- Text under study:
BEGIN
2.3. Molecular Variance Analysis

The genetic differentiation among C. flavum populations was found to be relatively low, with an Fst value of 0.0896, indicating that only 8.96% of genetic variation exists between populations. Conversely, a high level of genetic variation, accounting for 91.06%, occurs within populations, as suggested by the inbreeding coefficient within populations (Fis = 0.3258). The overall inbreeding coefficient (Fit) for the total population was calculated to be 0.2966. Furthermore, an Analysis of Molecular Variance (AMOVA) indicated that a substantial proportion of the genetic variation, 91.25%, was present within populations, with a minor fraction of 8.75% distributed among populations. The gene flow (Nm), measured at 5.0826, indicated substantial gene migration among the C. flavum populations, as summarized in Table 3.

2.4. Genetic Structure of C. Flavum

Genetic groups were classified based on the Hierarchical Island model [32]. The model suggests that the K value closest to the peak of ΔK approximates the true number of distinct genetic groups. The largest ΔK was observed when K equaled 2 (Figure 1), leading to the conclusion that there are 2 genetic groups.
Utilizing the drawing module in STRUCTURE 2.3, a histogram was generated to illustrate the distribution of Q values corresponding to the optimal population structure (Figure 2). The analysis revealed that the minimum Q value occurred at K = 2, suggesting the classification of the 150 individuals into 2 genetic groups. Under K = 2, almost all individuals are genetically mixed, and populations XRD, DB, and XZD were genetically distinguishable from the rest of the populations in the STRUCTURE analysis. The findings suggest that gene flow occurred between the 2 genetic groups.
END
- Problem statement:
Rewrite the molecular variance text between "2.3. Molecular Variance" and "in Table 3.", inclusive, with "inbreeding coefficient" changed to "fixation index" throughout. The entries that come next are separate material, apart from the text.

- Data:
BEGIN
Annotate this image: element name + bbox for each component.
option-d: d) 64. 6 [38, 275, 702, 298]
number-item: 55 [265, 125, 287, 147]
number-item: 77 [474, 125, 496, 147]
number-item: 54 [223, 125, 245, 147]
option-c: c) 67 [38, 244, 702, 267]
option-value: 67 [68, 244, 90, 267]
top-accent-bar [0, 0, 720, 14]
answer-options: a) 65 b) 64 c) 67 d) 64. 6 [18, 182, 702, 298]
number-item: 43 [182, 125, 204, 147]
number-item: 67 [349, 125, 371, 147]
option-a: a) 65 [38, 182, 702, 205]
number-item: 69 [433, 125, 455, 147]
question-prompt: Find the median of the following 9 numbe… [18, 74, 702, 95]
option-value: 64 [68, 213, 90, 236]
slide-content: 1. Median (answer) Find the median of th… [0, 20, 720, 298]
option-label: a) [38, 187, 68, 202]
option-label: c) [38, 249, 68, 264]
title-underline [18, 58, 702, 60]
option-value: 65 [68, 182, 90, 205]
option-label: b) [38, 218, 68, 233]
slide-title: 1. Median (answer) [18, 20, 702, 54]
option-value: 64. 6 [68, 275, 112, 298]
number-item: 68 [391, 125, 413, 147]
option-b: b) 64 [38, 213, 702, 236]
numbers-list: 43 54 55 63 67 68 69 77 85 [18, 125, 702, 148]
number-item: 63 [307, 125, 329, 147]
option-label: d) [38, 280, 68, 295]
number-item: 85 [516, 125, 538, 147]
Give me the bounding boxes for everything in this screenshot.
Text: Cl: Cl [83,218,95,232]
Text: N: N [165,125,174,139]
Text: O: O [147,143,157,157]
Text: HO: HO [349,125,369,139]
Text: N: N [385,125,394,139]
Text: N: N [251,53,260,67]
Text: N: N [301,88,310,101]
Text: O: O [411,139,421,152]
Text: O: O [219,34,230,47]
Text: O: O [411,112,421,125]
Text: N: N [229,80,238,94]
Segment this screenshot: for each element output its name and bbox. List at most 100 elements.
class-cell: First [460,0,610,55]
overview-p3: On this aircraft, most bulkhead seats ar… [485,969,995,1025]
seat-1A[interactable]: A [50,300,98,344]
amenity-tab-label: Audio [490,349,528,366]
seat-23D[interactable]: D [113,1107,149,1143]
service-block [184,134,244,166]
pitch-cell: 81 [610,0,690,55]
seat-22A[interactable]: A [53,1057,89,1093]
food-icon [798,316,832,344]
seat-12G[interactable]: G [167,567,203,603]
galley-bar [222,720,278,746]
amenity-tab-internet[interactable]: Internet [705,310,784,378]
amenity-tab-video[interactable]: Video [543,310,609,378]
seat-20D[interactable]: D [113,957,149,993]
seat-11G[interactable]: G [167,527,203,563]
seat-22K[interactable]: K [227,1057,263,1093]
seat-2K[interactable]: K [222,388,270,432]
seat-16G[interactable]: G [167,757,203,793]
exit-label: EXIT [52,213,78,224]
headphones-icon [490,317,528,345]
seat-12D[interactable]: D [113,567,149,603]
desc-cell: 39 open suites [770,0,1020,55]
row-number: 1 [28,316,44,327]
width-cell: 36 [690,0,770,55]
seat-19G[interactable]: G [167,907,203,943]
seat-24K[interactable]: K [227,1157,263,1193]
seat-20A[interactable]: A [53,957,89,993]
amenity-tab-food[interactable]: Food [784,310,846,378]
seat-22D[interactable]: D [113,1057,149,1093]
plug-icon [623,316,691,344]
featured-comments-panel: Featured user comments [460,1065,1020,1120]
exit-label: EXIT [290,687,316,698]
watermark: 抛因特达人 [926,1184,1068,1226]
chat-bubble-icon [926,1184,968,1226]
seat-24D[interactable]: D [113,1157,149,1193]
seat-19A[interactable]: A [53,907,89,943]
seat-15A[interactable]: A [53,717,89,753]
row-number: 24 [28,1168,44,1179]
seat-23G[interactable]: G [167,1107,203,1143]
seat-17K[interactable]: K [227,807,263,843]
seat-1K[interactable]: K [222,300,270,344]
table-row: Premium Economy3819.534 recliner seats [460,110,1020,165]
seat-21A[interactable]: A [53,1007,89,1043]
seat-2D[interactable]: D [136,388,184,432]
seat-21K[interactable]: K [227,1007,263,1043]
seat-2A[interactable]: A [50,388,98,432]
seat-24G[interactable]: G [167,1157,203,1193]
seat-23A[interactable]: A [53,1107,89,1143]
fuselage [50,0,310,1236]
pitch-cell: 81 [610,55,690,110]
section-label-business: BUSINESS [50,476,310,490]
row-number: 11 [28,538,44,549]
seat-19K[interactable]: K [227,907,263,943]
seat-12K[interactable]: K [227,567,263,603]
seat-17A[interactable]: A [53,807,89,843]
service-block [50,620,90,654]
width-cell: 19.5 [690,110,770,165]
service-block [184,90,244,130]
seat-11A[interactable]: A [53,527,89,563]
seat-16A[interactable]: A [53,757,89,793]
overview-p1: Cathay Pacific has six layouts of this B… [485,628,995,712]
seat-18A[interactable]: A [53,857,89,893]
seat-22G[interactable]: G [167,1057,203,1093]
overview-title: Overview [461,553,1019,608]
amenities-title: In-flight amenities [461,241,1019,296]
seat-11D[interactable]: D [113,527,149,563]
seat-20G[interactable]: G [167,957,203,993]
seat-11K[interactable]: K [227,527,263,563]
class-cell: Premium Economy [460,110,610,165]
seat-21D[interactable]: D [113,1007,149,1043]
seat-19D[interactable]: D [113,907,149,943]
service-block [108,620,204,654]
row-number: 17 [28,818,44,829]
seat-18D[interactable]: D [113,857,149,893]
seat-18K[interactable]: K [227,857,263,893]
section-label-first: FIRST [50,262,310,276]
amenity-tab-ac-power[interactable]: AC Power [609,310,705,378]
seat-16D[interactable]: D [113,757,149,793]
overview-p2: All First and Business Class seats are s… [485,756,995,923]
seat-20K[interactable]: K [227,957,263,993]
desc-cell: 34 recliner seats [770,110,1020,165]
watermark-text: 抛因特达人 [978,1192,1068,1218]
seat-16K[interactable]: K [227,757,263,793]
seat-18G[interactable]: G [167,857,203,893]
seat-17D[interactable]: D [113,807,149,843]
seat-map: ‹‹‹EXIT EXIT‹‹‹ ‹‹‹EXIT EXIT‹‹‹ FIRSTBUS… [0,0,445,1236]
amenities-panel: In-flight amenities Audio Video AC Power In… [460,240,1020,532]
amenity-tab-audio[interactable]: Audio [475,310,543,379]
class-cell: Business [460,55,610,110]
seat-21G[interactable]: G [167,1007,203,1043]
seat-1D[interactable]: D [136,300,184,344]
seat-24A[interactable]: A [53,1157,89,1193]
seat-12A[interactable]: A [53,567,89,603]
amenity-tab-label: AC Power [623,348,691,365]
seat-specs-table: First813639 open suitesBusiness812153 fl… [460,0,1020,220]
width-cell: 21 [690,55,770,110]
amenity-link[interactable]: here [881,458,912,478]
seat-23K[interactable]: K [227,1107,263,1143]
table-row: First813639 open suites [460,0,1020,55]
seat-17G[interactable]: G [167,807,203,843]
END
- The answer:
2.3. Molecular Variance Analysis

The genetic differentiation among C. flavum populations was found to be relatively low, with an Fst value of 0.0896, indicating that only 8.96% of genetic variation exists between populations. Conversely, a high level of genetic variation, accounting for 91.06%, occurs within populations, as suggested by the fixation index within populations (Fis = 0.3258). The overall fixation index (Fit) for the total population was calculated to be 0.2966. Furthermore, an Analysis of Molecular Variance (AMOVA) indicated that a substantial proportion of the genetic variation, 91.25%, was present within populations, with a minor fraction of 8.75% distributed among populations. The gene flow (Nm), measured at 5.0826, indicated substantial gene migration among the C. flavum populations, as summarized in Table 3.